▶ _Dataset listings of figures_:
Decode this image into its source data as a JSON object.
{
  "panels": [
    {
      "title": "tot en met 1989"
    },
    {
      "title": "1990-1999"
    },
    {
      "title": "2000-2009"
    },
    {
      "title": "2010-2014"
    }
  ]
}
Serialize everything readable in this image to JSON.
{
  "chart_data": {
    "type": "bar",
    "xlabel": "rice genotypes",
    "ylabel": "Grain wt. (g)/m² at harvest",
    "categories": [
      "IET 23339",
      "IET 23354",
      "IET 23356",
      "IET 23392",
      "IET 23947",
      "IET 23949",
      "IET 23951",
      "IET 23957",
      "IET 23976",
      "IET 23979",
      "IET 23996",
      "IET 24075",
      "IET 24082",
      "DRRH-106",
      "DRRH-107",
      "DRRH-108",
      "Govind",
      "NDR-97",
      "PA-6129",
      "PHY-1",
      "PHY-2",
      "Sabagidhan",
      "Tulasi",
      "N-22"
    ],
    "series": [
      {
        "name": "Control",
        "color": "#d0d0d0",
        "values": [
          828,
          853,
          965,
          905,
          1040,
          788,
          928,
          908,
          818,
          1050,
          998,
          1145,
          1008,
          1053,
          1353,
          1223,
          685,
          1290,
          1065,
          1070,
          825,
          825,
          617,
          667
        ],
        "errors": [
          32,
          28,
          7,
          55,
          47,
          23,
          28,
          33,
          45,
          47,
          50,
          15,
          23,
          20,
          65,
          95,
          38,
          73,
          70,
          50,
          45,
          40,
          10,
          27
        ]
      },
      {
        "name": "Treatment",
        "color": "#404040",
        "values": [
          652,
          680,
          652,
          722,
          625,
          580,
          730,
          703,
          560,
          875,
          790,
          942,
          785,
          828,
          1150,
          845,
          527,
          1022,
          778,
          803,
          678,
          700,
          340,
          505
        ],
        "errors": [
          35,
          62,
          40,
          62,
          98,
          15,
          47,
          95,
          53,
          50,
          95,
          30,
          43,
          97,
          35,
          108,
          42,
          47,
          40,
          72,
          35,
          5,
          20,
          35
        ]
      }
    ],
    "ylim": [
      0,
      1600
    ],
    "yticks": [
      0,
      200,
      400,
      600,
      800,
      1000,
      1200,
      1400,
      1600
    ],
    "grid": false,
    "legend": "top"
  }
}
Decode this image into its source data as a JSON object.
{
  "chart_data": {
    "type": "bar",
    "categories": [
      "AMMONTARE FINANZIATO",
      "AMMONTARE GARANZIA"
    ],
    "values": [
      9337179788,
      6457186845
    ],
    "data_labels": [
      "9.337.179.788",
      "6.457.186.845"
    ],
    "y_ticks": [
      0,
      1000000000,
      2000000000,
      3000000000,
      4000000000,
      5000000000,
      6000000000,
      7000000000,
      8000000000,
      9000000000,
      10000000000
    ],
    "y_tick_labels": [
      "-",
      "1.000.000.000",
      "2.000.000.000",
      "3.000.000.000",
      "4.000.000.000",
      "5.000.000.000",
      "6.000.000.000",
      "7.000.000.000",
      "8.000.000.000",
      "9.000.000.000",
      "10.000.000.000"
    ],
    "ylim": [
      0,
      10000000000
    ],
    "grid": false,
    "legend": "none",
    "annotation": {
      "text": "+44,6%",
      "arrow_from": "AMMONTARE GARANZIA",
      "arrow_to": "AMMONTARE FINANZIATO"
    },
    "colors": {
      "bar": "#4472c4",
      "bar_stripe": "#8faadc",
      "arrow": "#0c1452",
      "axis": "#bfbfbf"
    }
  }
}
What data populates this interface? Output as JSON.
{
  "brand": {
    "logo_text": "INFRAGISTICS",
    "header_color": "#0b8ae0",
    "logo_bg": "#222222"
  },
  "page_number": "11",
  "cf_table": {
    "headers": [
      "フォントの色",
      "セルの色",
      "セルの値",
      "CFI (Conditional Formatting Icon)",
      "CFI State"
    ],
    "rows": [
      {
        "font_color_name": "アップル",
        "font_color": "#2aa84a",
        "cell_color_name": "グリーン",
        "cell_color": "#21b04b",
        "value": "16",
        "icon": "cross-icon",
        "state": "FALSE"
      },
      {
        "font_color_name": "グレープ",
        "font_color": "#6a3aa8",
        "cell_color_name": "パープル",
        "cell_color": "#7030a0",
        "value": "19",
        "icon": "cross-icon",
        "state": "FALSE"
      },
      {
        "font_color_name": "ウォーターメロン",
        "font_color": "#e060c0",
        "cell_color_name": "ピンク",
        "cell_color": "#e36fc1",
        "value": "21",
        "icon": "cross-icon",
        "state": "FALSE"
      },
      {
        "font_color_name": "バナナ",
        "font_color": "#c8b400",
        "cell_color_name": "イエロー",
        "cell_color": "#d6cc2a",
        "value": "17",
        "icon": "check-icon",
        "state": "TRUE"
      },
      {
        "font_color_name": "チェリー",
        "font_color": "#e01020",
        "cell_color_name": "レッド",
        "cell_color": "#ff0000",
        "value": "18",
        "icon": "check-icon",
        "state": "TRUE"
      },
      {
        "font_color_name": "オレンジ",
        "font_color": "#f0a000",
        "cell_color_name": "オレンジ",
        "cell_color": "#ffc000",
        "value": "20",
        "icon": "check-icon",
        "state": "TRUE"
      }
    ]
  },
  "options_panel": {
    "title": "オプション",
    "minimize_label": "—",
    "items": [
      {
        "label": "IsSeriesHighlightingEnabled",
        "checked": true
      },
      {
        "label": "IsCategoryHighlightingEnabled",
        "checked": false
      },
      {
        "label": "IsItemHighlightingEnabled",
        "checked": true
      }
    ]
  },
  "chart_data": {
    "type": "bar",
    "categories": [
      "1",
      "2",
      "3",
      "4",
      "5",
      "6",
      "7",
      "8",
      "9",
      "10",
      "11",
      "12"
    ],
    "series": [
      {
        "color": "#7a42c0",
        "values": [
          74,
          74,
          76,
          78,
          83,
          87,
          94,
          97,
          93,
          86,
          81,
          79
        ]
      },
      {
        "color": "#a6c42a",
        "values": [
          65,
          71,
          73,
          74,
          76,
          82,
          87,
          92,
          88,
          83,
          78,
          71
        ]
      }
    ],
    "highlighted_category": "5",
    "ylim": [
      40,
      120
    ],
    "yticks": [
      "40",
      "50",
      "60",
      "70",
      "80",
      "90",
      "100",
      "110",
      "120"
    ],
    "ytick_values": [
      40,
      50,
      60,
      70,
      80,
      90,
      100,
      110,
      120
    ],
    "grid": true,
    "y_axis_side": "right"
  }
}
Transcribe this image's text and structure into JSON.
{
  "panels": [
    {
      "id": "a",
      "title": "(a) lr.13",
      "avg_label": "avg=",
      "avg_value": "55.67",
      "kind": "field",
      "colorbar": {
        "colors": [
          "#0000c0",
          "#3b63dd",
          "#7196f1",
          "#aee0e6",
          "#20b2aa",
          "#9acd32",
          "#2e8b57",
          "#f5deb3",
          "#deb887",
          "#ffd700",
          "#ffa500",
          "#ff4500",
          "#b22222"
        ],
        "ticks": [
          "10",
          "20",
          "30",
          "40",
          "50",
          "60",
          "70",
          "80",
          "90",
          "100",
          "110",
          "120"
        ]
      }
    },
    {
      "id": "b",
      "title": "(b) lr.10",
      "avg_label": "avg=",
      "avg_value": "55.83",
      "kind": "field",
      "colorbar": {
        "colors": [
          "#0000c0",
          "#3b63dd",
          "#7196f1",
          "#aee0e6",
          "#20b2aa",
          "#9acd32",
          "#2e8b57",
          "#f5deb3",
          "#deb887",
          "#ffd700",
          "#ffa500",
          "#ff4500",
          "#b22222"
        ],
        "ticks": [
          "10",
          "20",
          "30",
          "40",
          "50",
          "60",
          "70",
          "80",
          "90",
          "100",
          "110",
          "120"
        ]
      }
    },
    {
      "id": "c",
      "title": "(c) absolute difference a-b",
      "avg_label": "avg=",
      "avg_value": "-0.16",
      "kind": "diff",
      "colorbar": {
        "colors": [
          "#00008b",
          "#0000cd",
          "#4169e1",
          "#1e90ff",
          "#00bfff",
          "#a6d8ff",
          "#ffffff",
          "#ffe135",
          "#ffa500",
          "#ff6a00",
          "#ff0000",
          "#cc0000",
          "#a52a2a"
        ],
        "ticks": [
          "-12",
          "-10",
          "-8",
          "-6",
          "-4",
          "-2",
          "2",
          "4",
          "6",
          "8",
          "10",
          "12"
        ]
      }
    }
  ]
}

▶ _Instructions for the task_: Output nothing but the number of lines in the data containing the string "AMMONTARE".

▶ _Solution to this exercise_: 4